** Start TASK DATA **

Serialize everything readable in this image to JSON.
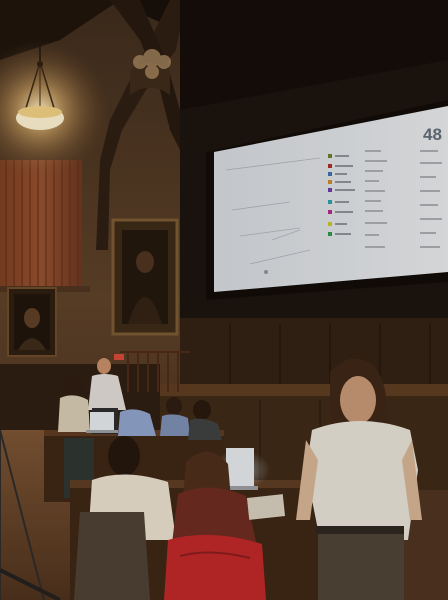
{
  "screen": {
    "number": "48"
  },
  "colors": {
    "wall": "#4a3424",
    "ceiling": "#120d09",
    "screen": "#dfe6ec",
    "floor": "#6b4a2e",
    "laptop_glow": "#e8eef4",
    "lamp": "#ffe7a8",
    "jacket_red": "#c0262a"
  },
  "icons": {
    "lamp": "pendant-lamp-icon",
    "projector_screen": "projector-screen-icon",
    "portrait": "portrait-frame-icon"
  }
}
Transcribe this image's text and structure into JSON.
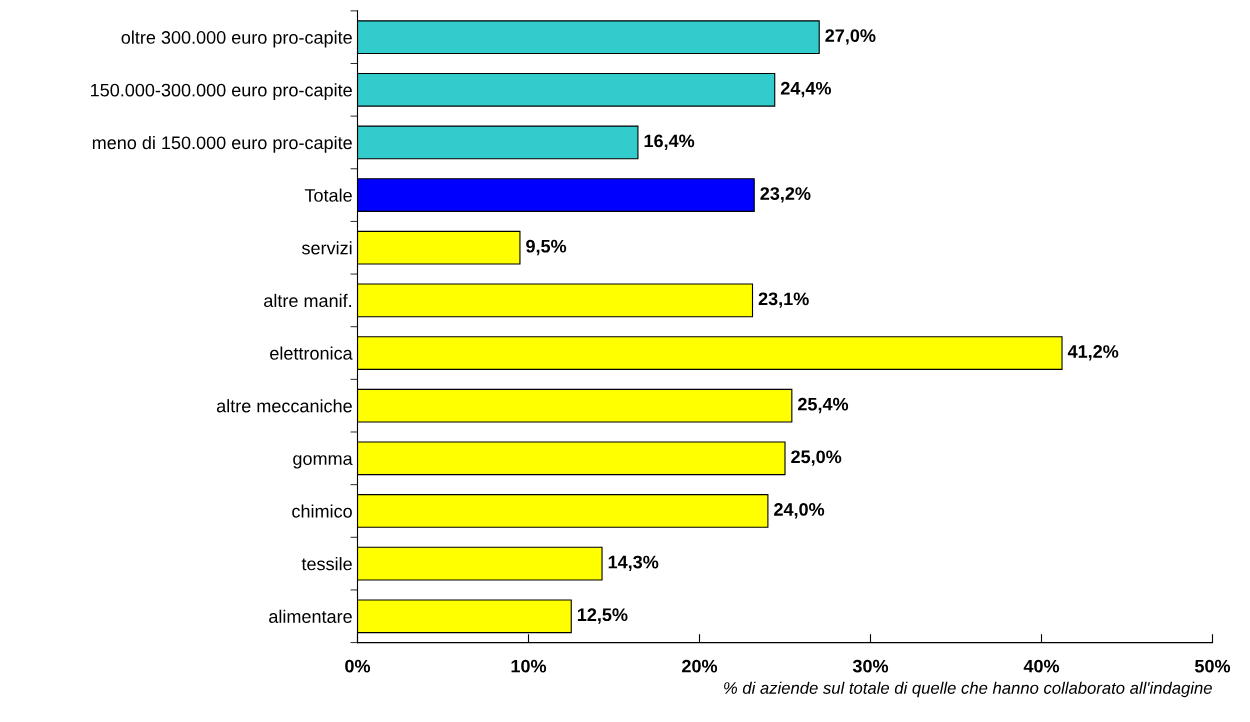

** End TASK DATA **

GIVEN REQUEST
Each record above is to be restated exactly, with its pictures removed from the copy.

TASK ANSWER
Serialize everything readable in this image to JSON.
{
  "screen": {
    "number": "48"
  },
  "colors": {
    "wall": "#4a3424",
    "ceiling": "#120d09",
    "screen": "#dfe6ec",
    "floor": "#6b4a2e",
    "laptop_glow": "#e8eef4",
    "lamp": "#ffe7a8",
    "jacket_red": "#c0262a"
  },
  "icons": {
    "lamp": "pendant-lamp-icon",
    "projector_screen": "projector-screen-icon",
    "portrait": "portrait-frame-icon"
  }
}
Transcribe this image's text and structure into JSON.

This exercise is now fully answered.